**PROBLEM**
Send each entry back exactly as given, pictures excluded.

Stored data
=-=-=-=-=

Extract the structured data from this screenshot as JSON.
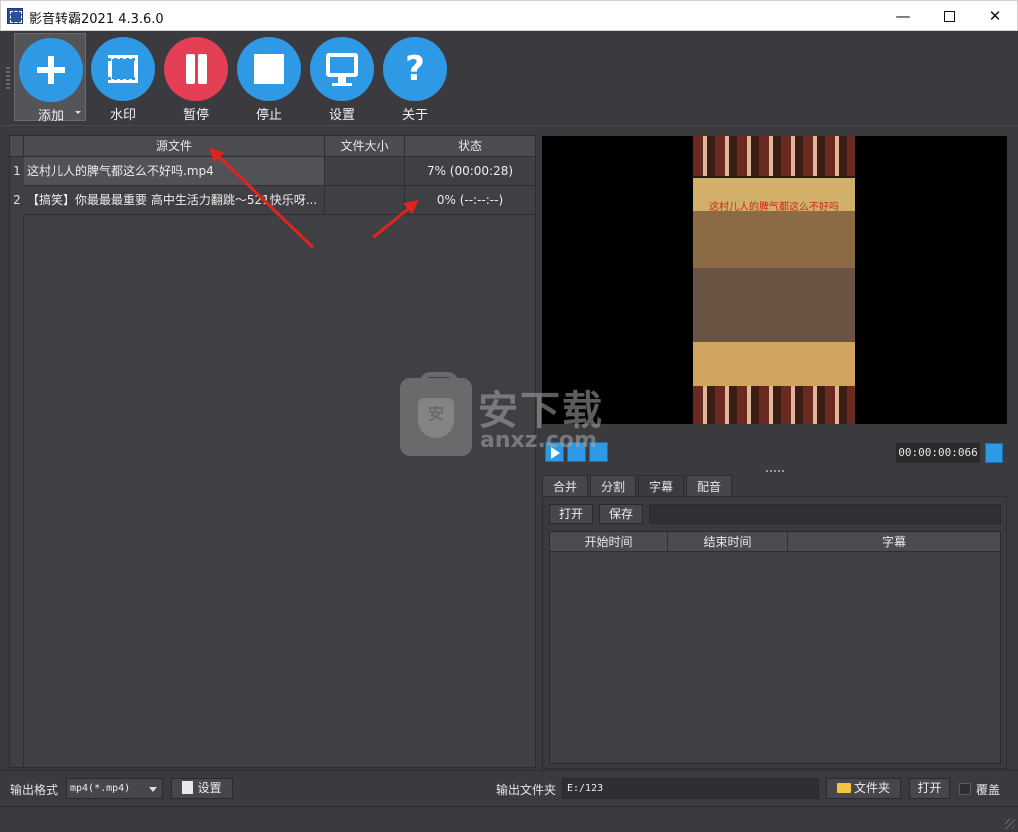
{
  "window": {
    "title": "影音转霸2021 4.3.6.0",
    "minimize": "—",
    "close": "✕"
  },
  "toolbar": {
    "buttons": [
      {
        "label": "添加",
        "icon": "plus-icon"
      },
      {
        "label": "水印",
        "icon": "film-icon"
      },
      {
        "label": "暂停",
        "icon": "pause-icon"
      },
      {
        "label": "停止",
        "icon": "stop-icon"
      },
      {
        "label": "设置",
        "icon": "monitor-icon"
      },
      {
        "label": "关于",
        "icon": "question-icon",
        "glyph": "?"
      }
    ]
  },
  "file_table": {
    "columns": [
      "源文件",
      "文件大小",
      "状态"
    ],
    "rows": [
      {
        "num": "1",
        "source": "这村儿人的脾气都这么不好吗.mp4",
        "size": "",
        "status": "7% (00:00:28)"
      },
      {
        "num": "2",
        "source": "【搞笑】你最最最重要 高中生活力翻跳～521快乐呀...",
        "size": "",
        "status": "0% (--:--:--)"
      }
    ]
  },
  "preview": {
    "caption": "这村儿人的脾气都这么不好吗",
    "time": "00:00:00:066"
  },
  "tabs": [
    "合并",
    "分割",
    "字幕",
    "配音"
  ],
  "subtitle": {
    "open": "打开",
    "save": "保存",
    "path": "",
    "columns": [
      "开始时间",
      "结束时间",
      "字幕"
    ]
  },
  "watermark": {
    "big": "安下载",
    "small": "anxz.com",
    "shield": "安"
  },
  "bottom": {
    "format_label": "输出格式",
    "format_value": "mp4(*.mp4)",
    "settings_label": "设置",
    "output_label": "输出文件夹",
    "output_path": "E:/123",
    "folder_label": "文件夹",
    "open_label": "打开",
    "overwrite_label": "覆盖"
  },
  "colors": {
    "accent": "#2e9ae5",
    "pause": "#e43f55",
    "annotation": "#e0241c",
    "background": "#3b3b3f"
  }
}
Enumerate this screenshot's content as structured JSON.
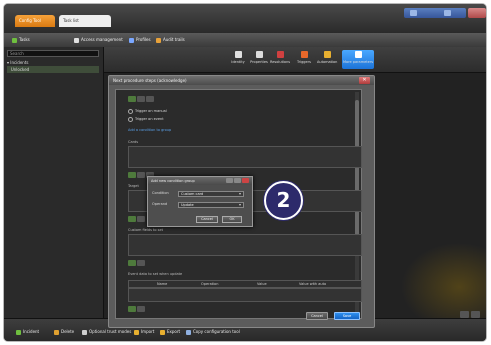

=-=-=-=-=

**SOLVED PROBLEM**
Extract the structured data from this screenshot as JSON.
{
  "window": {
    "title": "影音转霸2021 4.3.6.0",
    "minimize": "—",
    "close": "✕"
  },
  "toolbar": {
    "buttons": [
      {
        "label": "添加",
        "icon": "plus-icon"
      },
      {
        "label": "水印",
        "icon": "film-icon"
      },
      {
        "label": "暂停",
        "icon": "pause-icon"
      },
      {
        "label": "停止",
        "icon": "stop-icon"
      },
      {
        "label": "设置",
        "icon": "monitor-icon"
      },
      {
        "label": "关于",
        "icon": "question-icon",
        "glyph": "?"
      }
    ]
  },
  "file_table": {
    "columns": [
      "源文件",
      "文件大小",
      "状态"
    ],
    "rows": [
      {
        "num": "1",
        "source": "这村儿人的脾气都这么不好吗.mp4",
        "size": "",
        "status": "7% (00:00:28)"
      },
      {
        "num": "2",
        "source": "【搞笑】你最最最重要 高中生活力翻跳～521快乐呀...",
        "size": "",
        "status": "0% (--:--:--)"
      }
    ]
  },
  "preview": {
    "caption": "这村儿人的脾气都这么不好吗",
    "time": "00:00:00:066"
  },
  "tabs": [
    "合并",
    "分割",
    "字幕",
    "配音"
  ],
  "subtitle": {
    "open": "打开",
    "save": "保存",
    "path": "",
    "columns": [
      "开始时间",
      "结束时间",
      "字幕"
    ]
  },
  "watermark": {
    "big": "安下载",
    "small": "anxz.com",
    "shield": "安"
  },
  "bottom": {
    "format_label": "输出格式",
    "format_value": "mp4(*.mp4)",
    "settings_label": "设置",
    "output_label": "输出文件夹",
    "output_path": "E:/123",
    "folder_label": "文件夹",
    "open_label": "打开",
    "overwrite_label": "覆盖"
  },
  "colors": {
    "accent": "#2e9ae5",
    "pause": "#e43f55",
    "annotation": "#e0241c",
    "background": "#3b3b3f"
  }
}
Enumerate this screenshot's content as structured JSON.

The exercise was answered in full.